**What is required:** Pictures stay out of the copy; restate everything else in the material exactly.

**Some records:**
▼▼▼

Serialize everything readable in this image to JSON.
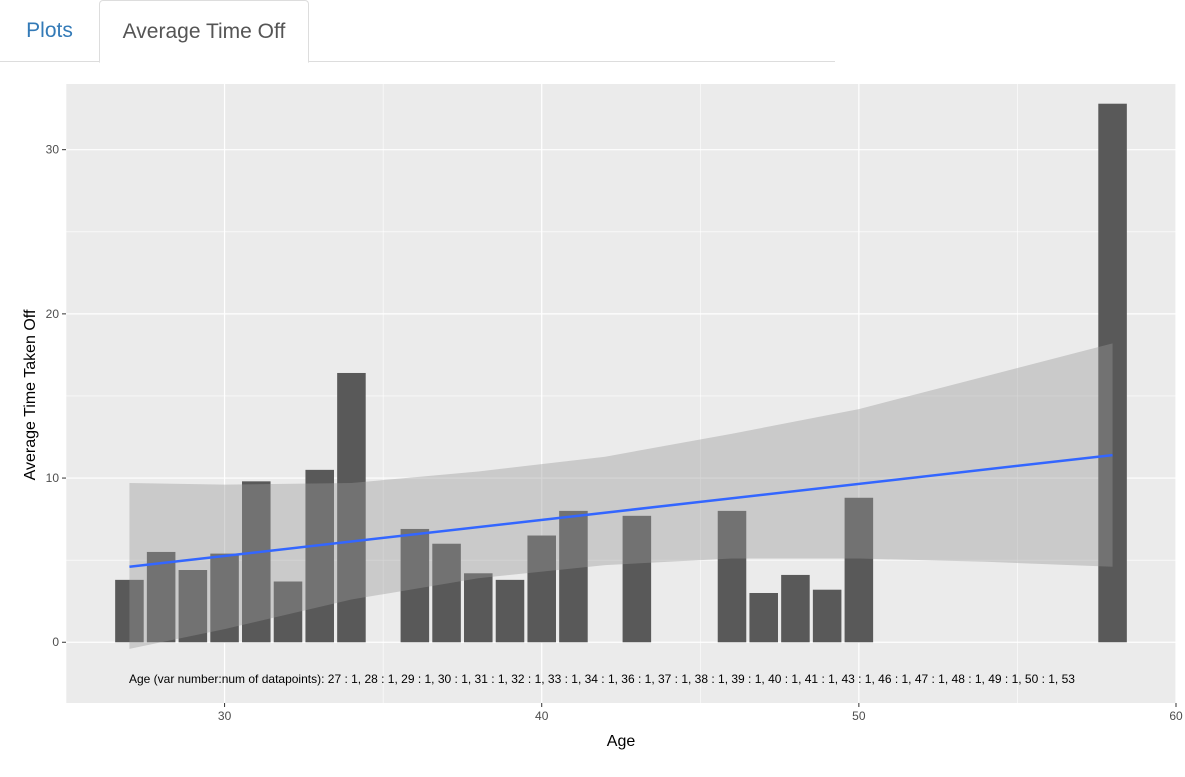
{
  "tabs": [
    {
      "label": "Plots",
      "active": false
    },
    {
      "label": "Average Time Off",
      "active": true
    }
  ],
  "chart_data": {
    "type": "bar",
    "xlabel": "Age",
    "ylabel": "Average Time Taken Off",
    "xlim": [
      25,
      60
    ],
    "ylim": [
      -3.7,
      34
    ],
    "x_ticks": [
      30,
      40,
      50,
      60
    ],
    "y_ticks": [
      0,
      10,
      20,
      30
    ],
    "grid": true,
    "bars": [
      {
        "x": 27,
        "y": 3.8
      },
      {
        "x": 28,
        "y": 5.5
      },
      {
        "x": 29,
        "y": 4.4
      },
      {
        "x": 30,
        "y": 5.4
      },
      {
        "x": 31,
        "y": 9.8
      },
      {
        "x": 32,
        "y": 3.7
      },
      {
        "x": 33,
        "y": 10.5
      },
      {
        "x": 34,
        "y": 16.4
      },
      {
        "x": 36,
        "y": 6.9
      },
      {
        "x": 37,
        "y": 6.0
      },
      {
        "x": 38,
        "y": 4.2
      },
      {
        "x": 39,
        "y": 3.8
      },
      {
        "x": 40,
        "y": 6.5
      },
      {
        "x": 41,
        "y": 8.0
      },
      {
        "x": 43,
        "y": 7.7
      },
      {
        "x": 46,
        "y": 8.0
      },
      {
        "x": 47,
        "y": 3.0
      },
      {
        "x": 48,
        "y": 4.1
      },
      {
        "x": 49,
        "y": 3.2
      },
      {
        "x": 50,
        "y": 8.8
      },
      {
        "x": 58,
        "y": 32.8
      }
    ],
    "trend": {
      "color": "#3366ff",
      "x": [
        27,
        58
      ],
      "y": [
        4.6,
        11.4
      ],
      "band": {
        "x": [
          27,
          30,
          34,
          38,
          42,
          46,
          50,
          54,
          58
        ],
        "lower": [
          -0.4,
          0.8,
          2.6,
          3.9,
          4.7,
          5.1,
          5.1,
          4.9,
          4.6
        ],
        "upper": [
          9.7,
          9.6,
          9.7,
          10.4,
          11.3,
          12.7,
          14.2,
          16.2,
          18.2
        ]
      }
    },
    "annotation": "Age (var number:num of datapoints): 27 : 1, 28 : 1, 29 : 1, 30 : 1, 31 : 1, 32 : 1, 33 : 1, 34 : 1, 36 : 1, 37 : 1, 38 : 1, 39 : 1, 40 : 1, 41 : 1, 43 : 1, 46 : 1, 47 : 1, 48 : 1, 49 : 1, 50 : 1, 53"
  }
}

▲▲▲

**Solution to the exercise:**
Serialize everything readable in this image to JSON.
{
  "tabs": [
    {
      "label": "Plots",
      "active": false
    },
    {
      "label": "Average Time Off",
      "active": true
    }
  ],
  "chart_data": {
    "type": "bar",
    "xlabel": "Age",
    "ylabel": "Average Time Taken Off",
    "xlim": [
      25,
      60
    ],
    "ylim": [
      -3.7,
      34
    ],
    "x_ticks": [
      30,
      40,
      50,
      60
    ],
    "y_ticks": [
      0,
      10,
      20,
      30
    ],
    "grid": true,
    "bars": [
      {
        "x": 27,
        "y": 3.8
      },
      {
        "x": 28,
        "y": 5.5
      },
      {
        "x": 29,
        "y": 4.4
      },
      {
        "x": 30,
        "y": 5.4
      },
      {
        "x": 31,
        "y": 9.8
      },
      {
        "x": 32,
        "y": 3.7
      },
      {
        "x": 33,
        "y": 10.5
      },
      {
        "x": 34,
        "y": 16.4
      },
      {
        "x": 36,
        "y": 6.9
      },
      {
        "x": 37,
        "y": 6.0
      },
      {
        "x": 38,
        "y": 4.2
      },
      {
        "x": 39,
        "y": 3.8
      },
      {
        "x": 40,
        "y": 6.5
      },
      {
        "x": 41,
        "y": 8.0
      },
      {
        "x": 43,
        "y": 7.7
      },
      {
        "x": 46,
        "y": 8.0
      },
      {
        "x": 47,
        "y": 3.0
      },
      {
        "x": 48,
        "y": 4.1
      },
      {
        "x": 49,
        "y": 3.2
      },
      {
        "x": 50,
        "y": 8.8
      },
      {
        "x": 58,
        "y": 32.8
      }
    ],
    "trend": {
      "color": "#3366ff",
      "x": [
        27,
        58
      ],
      "y": [
        4.6,
        11.4
      ],
      "band": {
        "x": [
          27,
          30,
          34,
          38,
          42,
          46,
          50,
          54,
          58
        ],
        "lower": [
          -0.4,
          0.8,
          2.6,
          3.9,
          4.7,
          5.1,
          5.1,
          4.9,
          4.6
        ],
        "upper": [
          9.7,
          9.6,
          9.7,
          10.4,
          11.3,
          12.7,
          14.2,
          16.2,
          18.2
        ]
      }
    },
    "annotation": "Age (var number:num of datapoints): 27 : 1, 28 : 1, 29 : 1, 30 : 1, 31 : 1, 32 : 1, 33 : 1, 34 : 1, 36 : 1, 37 : 1, 38 : 1, 39 : 1, 40 : 1, 41 : 1, 43 : 1, 46 : 1, 47 : 1, 48 : 1, 49 : 1, 50 : 1, 53"
  }
}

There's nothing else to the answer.